- WHAT YOU NEED TO DO
Everything in the listing except the pictures should be written out exactly.
********
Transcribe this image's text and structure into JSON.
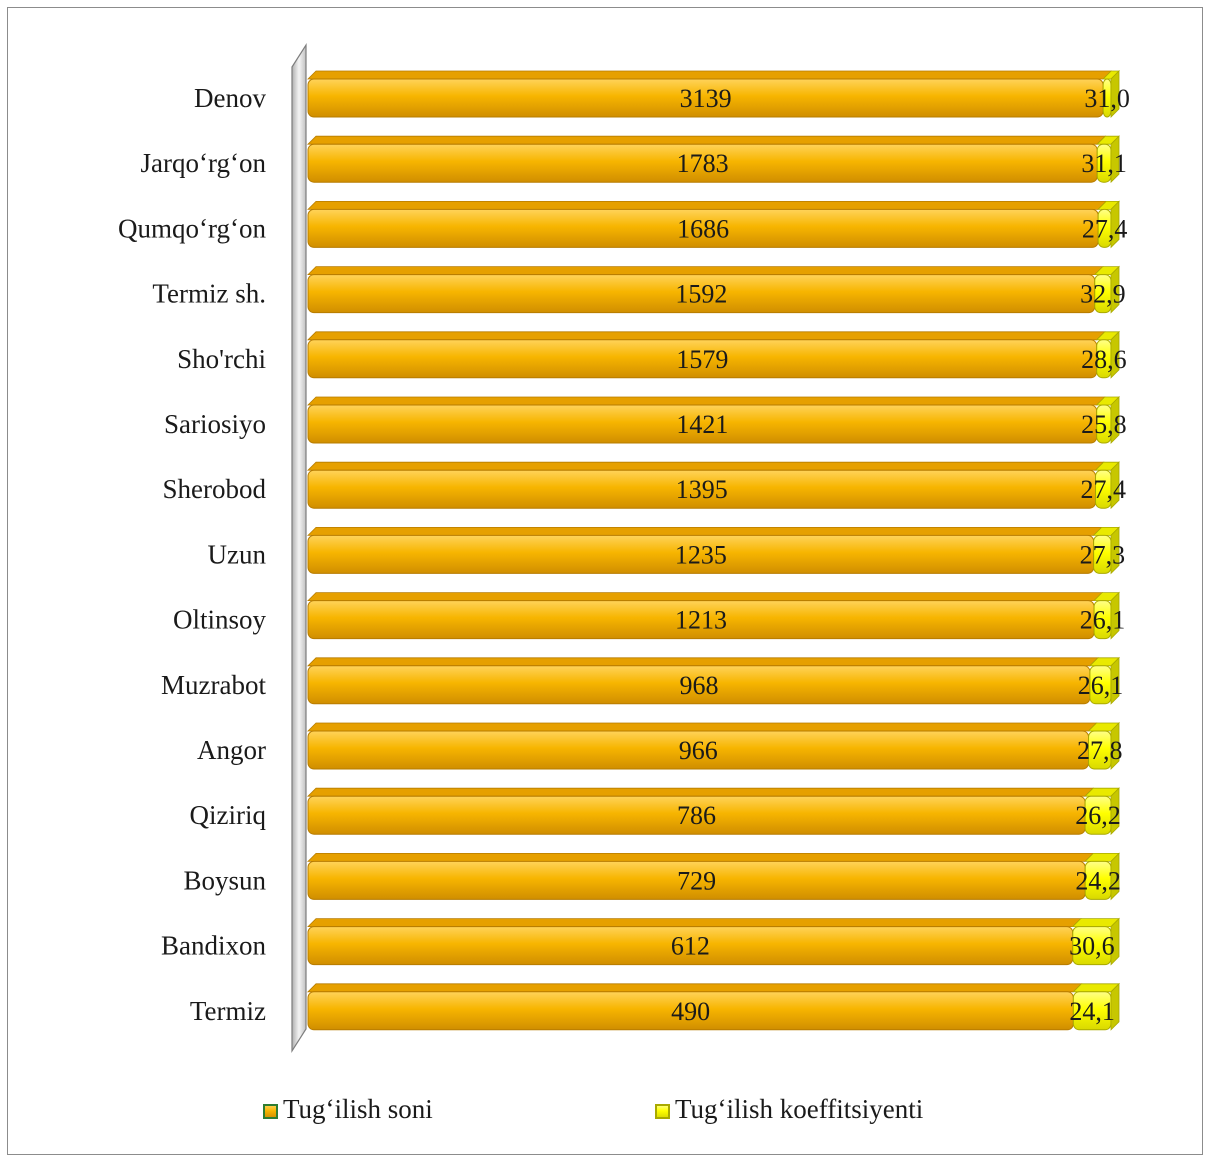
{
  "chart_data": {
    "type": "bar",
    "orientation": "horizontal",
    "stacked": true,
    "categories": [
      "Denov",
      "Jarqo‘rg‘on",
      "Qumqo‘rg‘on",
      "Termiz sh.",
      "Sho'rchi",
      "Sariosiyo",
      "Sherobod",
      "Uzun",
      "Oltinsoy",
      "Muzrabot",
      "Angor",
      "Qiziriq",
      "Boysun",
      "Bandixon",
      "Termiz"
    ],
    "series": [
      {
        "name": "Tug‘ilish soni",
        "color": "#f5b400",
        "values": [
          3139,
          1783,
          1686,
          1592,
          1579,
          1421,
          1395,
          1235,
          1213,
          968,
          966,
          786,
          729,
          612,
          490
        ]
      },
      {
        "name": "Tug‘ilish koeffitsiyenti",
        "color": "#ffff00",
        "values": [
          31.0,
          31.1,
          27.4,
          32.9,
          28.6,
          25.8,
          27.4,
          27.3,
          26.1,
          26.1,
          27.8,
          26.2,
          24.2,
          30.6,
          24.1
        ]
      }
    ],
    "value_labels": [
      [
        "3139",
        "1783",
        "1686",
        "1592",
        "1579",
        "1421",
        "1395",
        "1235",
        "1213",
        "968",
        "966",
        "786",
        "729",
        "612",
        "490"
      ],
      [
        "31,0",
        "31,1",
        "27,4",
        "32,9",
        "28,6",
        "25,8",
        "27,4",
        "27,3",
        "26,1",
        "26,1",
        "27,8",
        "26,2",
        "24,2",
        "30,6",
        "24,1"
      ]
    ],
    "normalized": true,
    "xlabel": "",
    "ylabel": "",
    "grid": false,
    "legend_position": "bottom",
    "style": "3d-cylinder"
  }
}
********
- EXERCISE RESULT
Transcribe this image's text and structure into JSON.
{
  "chart_data": {
    "type": "bar",
    "orientation": "horizontal",
    "stacked": true,
    "categories": [
      "Denov",
      "Jarqo‘rg‘on",
      "Qumqo‘rg‘on",
      "Termiz sh.",
      "Sho'rchi",
      "Sariosiyo",
      "Sherobod",
      "Uzun",
      "Oltinsoy",
      "Muzrabot",
      "Angor",
      "Qiziriq",
      "Boysun",
      "Bandixon",
      "Termiz"
    ],
    "series": [
      {
        "name": "Tug‘ilish soni",
        "color": "#f5b400",
        "values": [
          3139,
          1783,
          1686,
          1592,
          1579,
          1421,
          1395,
          1235,
          1213,
          968,
          966,
          786,
          729,
          612,
          490
        ]
      },
      {
        "name": "Tug‘ilish koeffitsiyenti",
        "color": "#ffff00",
        "values": [
          31.0,
          31.1,
          27.4,
          32.9,
          28.6,
          25.8,
          27.4,
          27.3,
          26.1,
          26.1,
          27.8,
          26.2,
          24.2,
          30.6,
          24.1
        ]
      }
    ],
    "value_labels": [
      [
        "3139",
        "1783",
        "1686",
        "1592",
        "1579",
        "1421",
        "1395",
        "1235",
        "1213",
        "968",
        "966",
        "786",
        "729",
        "612",
        "490"
      ],
      [
        "31,0",
        "31,1",
        "27,4",
        "32,9",
        "28,6",
        "25,8",
        "27,4",
        "27,3",
        "26,1",
        "26,1",
        "27,8",
        "26,2",
        "24,2",
        "30,6",
        "24,1"
      ]
    ],
    "normalized": true,
    "xlabel": "",
    "ylabel": "",
    "grid": false,
    "legend_position": "bottom",
    "style": "3d-cylinder"
  }
}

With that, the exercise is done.